<<<<
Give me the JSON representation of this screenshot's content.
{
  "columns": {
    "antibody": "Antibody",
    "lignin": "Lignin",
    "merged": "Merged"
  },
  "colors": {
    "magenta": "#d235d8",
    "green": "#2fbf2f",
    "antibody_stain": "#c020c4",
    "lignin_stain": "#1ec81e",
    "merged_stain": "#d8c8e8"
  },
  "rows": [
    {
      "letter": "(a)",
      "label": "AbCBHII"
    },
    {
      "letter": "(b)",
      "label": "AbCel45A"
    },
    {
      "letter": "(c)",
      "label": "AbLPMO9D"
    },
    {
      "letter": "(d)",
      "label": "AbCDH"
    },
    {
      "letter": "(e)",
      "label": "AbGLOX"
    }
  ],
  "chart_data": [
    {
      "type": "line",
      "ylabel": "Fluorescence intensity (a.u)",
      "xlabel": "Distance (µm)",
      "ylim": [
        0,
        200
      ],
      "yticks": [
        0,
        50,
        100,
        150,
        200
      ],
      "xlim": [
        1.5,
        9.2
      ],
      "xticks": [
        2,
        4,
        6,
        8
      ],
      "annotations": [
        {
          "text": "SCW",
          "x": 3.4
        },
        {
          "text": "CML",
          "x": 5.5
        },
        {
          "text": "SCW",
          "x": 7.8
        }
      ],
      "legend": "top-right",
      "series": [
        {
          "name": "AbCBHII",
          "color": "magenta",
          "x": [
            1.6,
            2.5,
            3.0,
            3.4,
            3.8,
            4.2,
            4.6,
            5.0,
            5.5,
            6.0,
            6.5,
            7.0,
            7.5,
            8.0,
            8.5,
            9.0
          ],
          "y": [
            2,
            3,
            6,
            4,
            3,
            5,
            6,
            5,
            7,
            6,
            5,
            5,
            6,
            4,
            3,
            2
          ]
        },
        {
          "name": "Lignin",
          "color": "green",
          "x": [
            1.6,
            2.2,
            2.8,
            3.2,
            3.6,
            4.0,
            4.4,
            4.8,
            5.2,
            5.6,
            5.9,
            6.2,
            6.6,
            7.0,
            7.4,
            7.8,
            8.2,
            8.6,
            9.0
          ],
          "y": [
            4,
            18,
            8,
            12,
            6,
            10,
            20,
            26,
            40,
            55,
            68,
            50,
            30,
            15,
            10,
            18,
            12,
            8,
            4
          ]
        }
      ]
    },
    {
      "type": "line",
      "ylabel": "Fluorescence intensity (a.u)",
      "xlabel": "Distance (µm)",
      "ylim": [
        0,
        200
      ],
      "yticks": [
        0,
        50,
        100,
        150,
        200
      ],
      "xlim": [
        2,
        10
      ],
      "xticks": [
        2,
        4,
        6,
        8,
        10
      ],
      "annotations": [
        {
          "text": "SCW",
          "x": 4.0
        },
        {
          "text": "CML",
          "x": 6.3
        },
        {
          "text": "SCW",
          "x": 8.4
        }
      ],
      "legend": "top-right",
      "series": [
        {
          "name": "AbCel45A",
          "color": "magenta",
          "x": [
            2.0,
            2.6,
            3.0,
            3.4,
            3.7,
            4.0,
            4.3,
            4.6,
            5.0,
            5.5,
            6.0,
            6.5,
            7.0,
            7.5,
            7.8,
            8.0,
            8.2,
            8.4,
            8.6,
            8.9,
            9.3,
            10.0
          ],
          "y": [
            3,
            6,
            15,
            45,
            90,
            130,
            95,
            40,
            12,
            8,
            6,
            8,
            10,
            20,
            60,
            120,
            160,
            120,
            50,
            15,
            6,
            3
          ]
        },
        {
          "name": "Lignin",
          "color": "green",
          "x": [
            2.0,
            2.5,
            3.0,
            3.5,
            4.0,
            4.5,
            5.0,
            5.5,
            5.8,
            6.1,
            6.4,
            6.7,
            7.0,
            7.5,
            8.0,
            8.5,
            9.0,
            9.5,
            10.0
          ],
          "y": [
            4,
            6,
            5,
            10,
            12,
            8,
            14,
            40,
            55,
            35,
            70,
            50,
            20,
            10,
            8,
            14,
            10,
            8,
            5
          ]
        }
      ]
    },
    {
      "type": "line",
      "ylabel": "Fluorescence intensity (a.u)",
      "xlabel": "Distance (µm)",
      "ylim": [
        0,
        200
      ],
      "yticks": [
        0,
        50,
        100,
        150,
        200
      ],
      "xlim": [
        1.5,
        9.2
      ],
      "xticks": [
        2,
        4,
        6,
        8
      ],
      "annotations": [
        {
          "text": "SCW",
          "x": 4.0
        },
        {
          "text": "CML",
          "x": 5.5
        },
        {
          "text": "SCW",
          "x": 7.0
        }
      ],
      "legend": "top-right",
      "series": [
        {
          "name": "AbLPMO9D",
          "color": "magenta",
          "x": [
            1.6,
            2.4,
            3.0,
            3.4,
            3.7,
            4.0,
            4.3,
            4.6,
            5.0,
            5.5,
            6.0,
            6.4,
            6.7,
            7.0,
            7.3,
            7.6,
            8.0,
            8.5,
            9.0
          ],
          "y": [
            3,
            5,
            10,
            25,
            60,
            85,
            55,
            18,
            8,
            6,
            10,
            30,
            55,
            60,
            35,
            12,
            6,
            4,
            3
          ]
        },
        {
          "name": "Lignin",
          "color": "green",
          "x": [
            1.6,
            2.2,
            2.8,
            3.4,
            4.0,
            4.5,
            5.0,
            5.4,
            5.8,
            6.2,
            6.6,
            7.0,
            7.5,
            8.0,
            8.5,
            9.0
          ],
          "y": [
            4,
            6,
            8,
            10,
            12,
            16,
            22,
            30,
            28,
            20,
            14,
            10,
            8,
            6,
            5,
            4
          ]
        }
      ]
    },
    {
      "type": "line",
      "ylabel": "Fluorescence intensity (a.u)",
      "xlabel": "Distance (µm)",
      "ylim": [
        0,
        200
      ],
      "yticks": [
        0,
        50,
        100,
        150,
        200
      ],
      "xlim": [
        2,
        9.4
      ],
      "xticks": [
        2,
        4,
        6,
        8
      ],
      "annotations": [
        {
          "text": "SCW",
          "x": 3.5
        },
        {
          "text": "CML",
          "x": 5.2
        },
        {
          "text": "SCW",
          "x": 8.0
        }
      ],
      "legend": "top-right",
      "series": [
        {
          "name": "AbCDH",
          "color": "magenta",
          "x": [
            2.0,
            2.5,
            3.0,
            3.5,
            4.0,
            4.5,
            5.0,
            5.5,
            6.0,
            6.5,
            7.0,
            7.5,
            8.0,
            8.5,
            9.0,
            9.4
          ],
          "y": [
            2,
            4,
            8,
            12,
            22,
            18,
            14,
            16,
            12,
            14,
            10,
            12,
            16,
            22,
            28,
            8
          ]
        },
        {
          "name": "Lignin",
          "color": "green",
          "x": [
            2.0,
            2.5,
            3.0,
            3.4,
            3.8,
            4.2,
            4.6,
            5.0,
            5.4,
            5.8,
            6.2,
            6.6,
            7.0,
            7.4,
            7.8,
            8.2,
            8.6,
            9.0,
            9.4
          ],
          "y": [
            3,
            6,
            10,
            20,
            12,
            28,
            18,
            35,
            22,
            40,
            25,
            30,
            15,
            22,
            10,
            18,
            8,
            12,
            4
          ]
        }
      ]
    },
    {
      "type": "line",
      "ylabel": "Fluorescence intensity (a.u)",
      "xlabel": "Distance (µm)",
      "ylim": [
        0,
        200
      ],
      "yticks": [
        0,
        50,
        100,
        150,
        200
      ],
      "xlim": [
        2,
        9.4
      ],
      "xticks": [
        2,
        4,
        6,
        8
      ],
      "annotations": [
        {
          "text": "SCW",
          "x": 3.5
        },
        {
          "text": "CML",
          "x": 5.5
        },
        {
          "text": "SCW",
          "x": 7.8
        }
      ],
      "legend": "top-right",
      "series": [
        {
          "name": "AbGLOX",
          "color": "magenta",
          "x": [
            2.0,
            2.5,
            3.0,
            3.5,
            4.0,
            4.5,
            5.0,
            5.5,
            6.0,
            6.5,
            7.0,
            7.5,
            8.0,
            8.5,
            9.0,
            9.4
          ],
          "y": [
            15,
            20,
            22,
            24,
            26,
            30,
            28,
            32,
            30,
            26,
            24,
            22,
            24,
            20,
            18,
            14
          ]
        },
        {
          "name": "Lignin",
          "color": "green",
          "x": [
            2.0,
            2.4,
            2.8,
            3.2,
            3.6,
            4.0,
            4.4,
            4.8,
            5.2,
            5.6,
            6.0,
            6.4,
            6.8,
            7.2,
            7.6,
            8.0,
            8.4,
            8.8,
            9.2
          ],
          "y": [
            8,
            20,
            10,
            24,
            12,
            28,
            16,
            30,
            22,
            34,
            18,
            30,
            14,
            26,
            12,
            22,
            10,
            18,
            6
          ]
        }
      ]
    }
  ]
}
>>>>
### To do
Of the lines above, copy each one that contains the word "letter".

### Answer to this task
      "letter": "(a)",
      "letter": "(b)",
      "letter": "(c)",
      "letter": "(d)",
      "letter": "(e)",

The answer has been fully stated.